[Stored data]
====
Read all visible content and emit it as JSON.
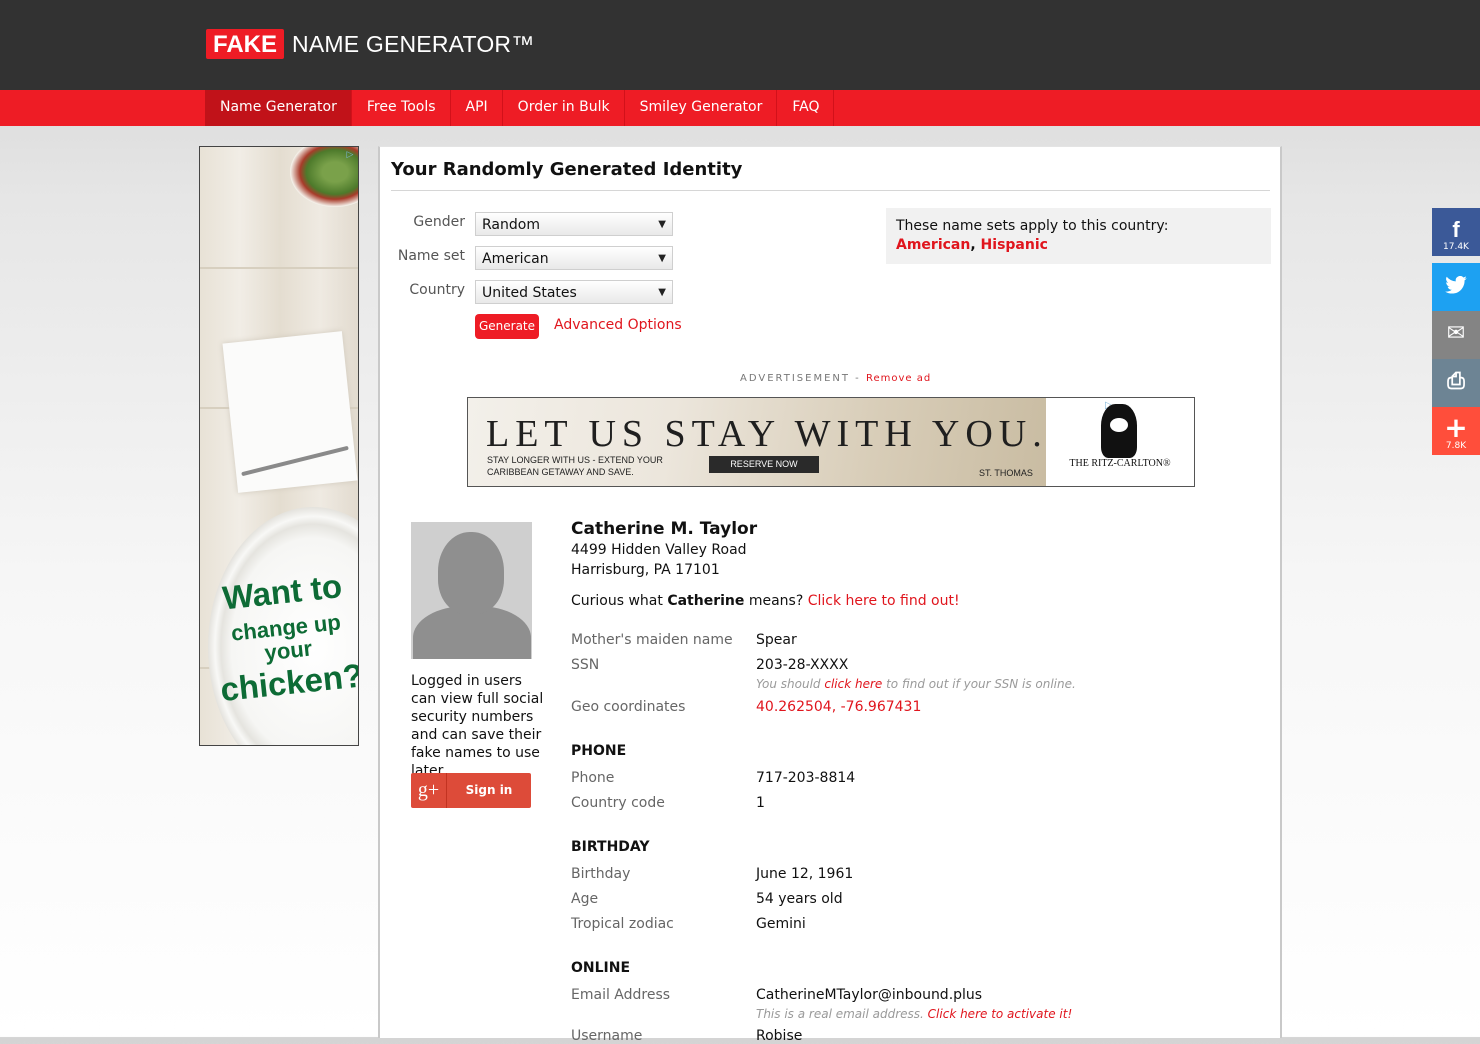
{
  "header": {
    "logo_fake": "FAKE",
    "logo_rest": "NAME GENERATOR™"
  },
  "nav": [
    {
      "label": "Name Generator",
      "active": true
    },
    {
      "label": "Free Tools"
    },
    {
      "label": "API"
    },
    {
      "label": "Order in Bulk"
    },
    {
      "label": "Smiley Generator"
    },
    {
      "label": "FAQ"
    }
  ],
  "left_ad": {
    "line1": "Want to",
    "line2": "change up",
    "line3": "your",
    "line4": "chicken?",
    "adchoice_icon": "adchoices-icon"
  },
  "main": {
    "title": "Your Randomly Generated Identity",
    "form": {
      "gender_label": "Gender",
      "gender_value": "Random",
      "nameset_label": "Name set",
      "nameset_value": "American",
      "country_label": "Country",
      "country_value": "United States",
      "generate_label": "Generate",
      "advanced_label": "Advanced Options"
    },
    "country_info": {
      "text": "These name sets apply to this country:",
      "sets": [
        "American",
        "Hispanic"
      ],
      "separator": ","
    },
    "advertisement": {
      "label": "ADVERTISEMENT - ",
      "remove": "Remove ad",
      "headline": "LET US STAY WITH YOU.",
      "registered": "®",
      "subtext": "STAY LONGER WITH US - EXTEND YOUR CARIBBEAN GETAWAY AND SAVE.",
      "button": "RESERVE NOW",
      "location": "ST. THOMAS",
      "brand": "THE RITZ-CARLTON®"
    }
  },
  "sidebar": {
    "note": "Logged in users can view full social security numbers and can save their fake names to use later.",
    "gplus_icon": "g+",
    "signin": "Sign in"
  },
  "identity": {
    "name": "Catherine M. Taylor",
    "address_line1": "4499 Hidden Valley Road",
    "address_line2": "Harrisburg, PA 17101",
    "curious_prefix": "Curious what ",
    "curious_name": "Catherine",
    "curious_suffix": " means? ",
    "curious_link": "Click here to find out!",
    "maiden_label": "Mother's maiden name",
    "maiden_value": "Spear",
    "ssn_label": "SSN",
    "ssn_value": "203-28-XXXX",
    "ssn_note_prefix": "You should ",
    "ssn_note_link": "click here",
    "ssn_note_suffix": " to find out if your SSN is online.",
    "geo_label": "Geo coordinates",
    "geo_value": "40.262504, -76.967431",
    "phone_section": "PHONE",
    "phone_label": "Phone",
    "phone_value": "717-203-8814",
    "cc_label": "Country code",
    "cc_value": "1",
    "birthday_section": "BIRTHDAY",
    "birthday_label": "Birthday",
    "birthday_value": "June 12, 1961",
    "age_label": "Age",
    "age_value": "54 years old",
    "zodiac_label": "Tropical zodiac",
    "zodiac_value": "Gemini",
    "online_section": "ONLINE",
    "email_label": "Email Address",
    "email_value": "CatherineMTaylor@inbound.plus",
    "email_note_prefix": "This is a real email address. ",
    "email_note_link": "Click here to activate it!",
    "username_label": "Username",
    "username_value": "Robise"
  },
  "share": [
    {
      "icon": "facebook-icon",
      "glyph": "f",
      "count": "17.4K",
      "color": "#3b5998"
    },
    {
      "icon": "twitter-icon",
      "glyph": "🐦",
      "count": "",
      "color": "#1da1f2"
    },
    {
      "icon": "email-icon",
      "glyph": "✉",
      "count": "",
      "color": "#848484"
    },
    {
      "icon": "print-icon",
      "glyph": "⎙",
      "count": "",
      "color": "#6d8494"
    },
    {
      "icon": "more-share-icon",
      "glyph": "+",
      "count": "7.8K",
      "color": "#ff4e3b"
    }
  ],
  "colors": {
    "brand_red": "#ee1c25",
    "link_red": "#e0151d",
    "header_dark": "#323232"
  }
}
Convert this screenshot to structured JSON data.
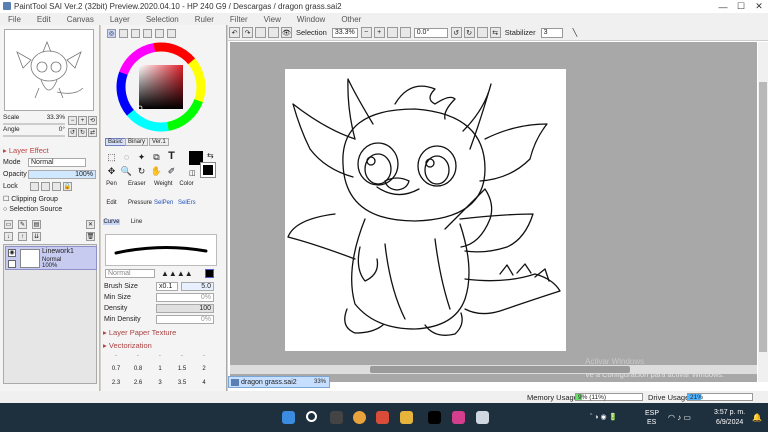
{
  "window": {
    "title": "PaintTool SAI Ver.2 (32bit) Preview.2020.04.10 - HP 240 G9 / Descargas / dragon grass.sai2",
    "min": "—",
    "max": "☐",
    "close": "✕"
  },
  "menu": [
    "File",
    "Edit",
    "Canvas",
    "Layer",
    "Selection",
    "Ruler",
    "Filter",
    "View",
    "Window",
    "Other"
  ],
  "navigator": {
    "scale_label": "Scale",
    "scale_value": "33.3%",
    "angle_label": "Angle",
    "angle_value": "0°"
  },
  "layer_effect": {
    "heading": "Layer Effect",
    "mode_label": "Mode",
    "mode_value": "Normal",
    "opacity_label": "Opacity",
    "opacity_value": "100%",
    "lock_label": "Lock",
    "clipping": "Clipping Group",
    "selection_source": "Selection Source"
  },
  "layers": [
    {
      "name": "Linework1",
      "mode": "Normal",
      "opacity": "100%"
    }
  ],
  "color_tabs": [
    "Basic",
    "Binary",
    "Ver.1"
  ],
  "tools": {
    "row1": [
      "Pen",
      "Eraser",
      "Weight",
      "Color"
    ],
    "row2": [
      "Edit",
      "Pressure",
      "SelPen",
      "SelErs"
    ],
    "row3": [
      "Curve",
      "Line"
    ]
  },
  "brush": {
    "mode": "Normal",
    "size_label": "Brush Size",
    "size_mult": "x0.1",
    "size_value": "5.0",
    "minsize_label": "Min Size",
    "minsize_value": "0%",
    "density_label": "Density",
    "density_value": "100",
    "mindensity_label": "Min Density",
    "mindensity_value": "0%",
    "paper_texture": "Layer Paper Texture",
    "vectorization": "Vectorization"
  },
  "vector_values": [
    ".",
    ".",
    ".",
    ".",
    ".",
    "0.7",
    "0.8",
    "1",
    "1.5",
    "2",
    "2.3",
    "2.6",
    "3",
    "3.5",
    "4"
  ],
  "canvas_toolbar": {
    "selection_label": "Selection",
    "zoom": "33.3%",
    "angle": "0.0°",
    "stabilizer_label": "Stabilizer",
    "stabilizer_value": "3"
  },
  "file_tab": {
    "name": "dragon grass.sai2",
    "zoom": "33%"
  },
  "watermark": {
    "line1": "Activar Windows",
    "line2": "Ve a Configuración para activar Windows."
  },
  "status": {
    "memory_label": "Memory Usage",
    "memory_value": "9% (11%)",
    "memory_pct": 0.09,
    "drive_label": "Drive Usage",
    "drive_value": "21%",
    "drive_pct": 0.21
  },
  "taskbar": {
    "lang": "ESP",
    "lang2": "ES",
    "time": "3:57 p. m.",
    "date": "6/9/2024"
  },
  "colors": {
    "accent": "#d8e0f8",
    "memory_fill": "#6ce06c",
    "drive_fill": "#4fb4ff",
    "taskbar": "#1e2f3e"
  }
}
====
Find the lines above that contain the word "grass" and collect them.

    "title": "PaintTool SAI Ver.2 (32bit) Preview.2020.04.10 - HP 240 G9 / Descargas / dragon grass.sai2",
    "name": "dragon grass.sai2",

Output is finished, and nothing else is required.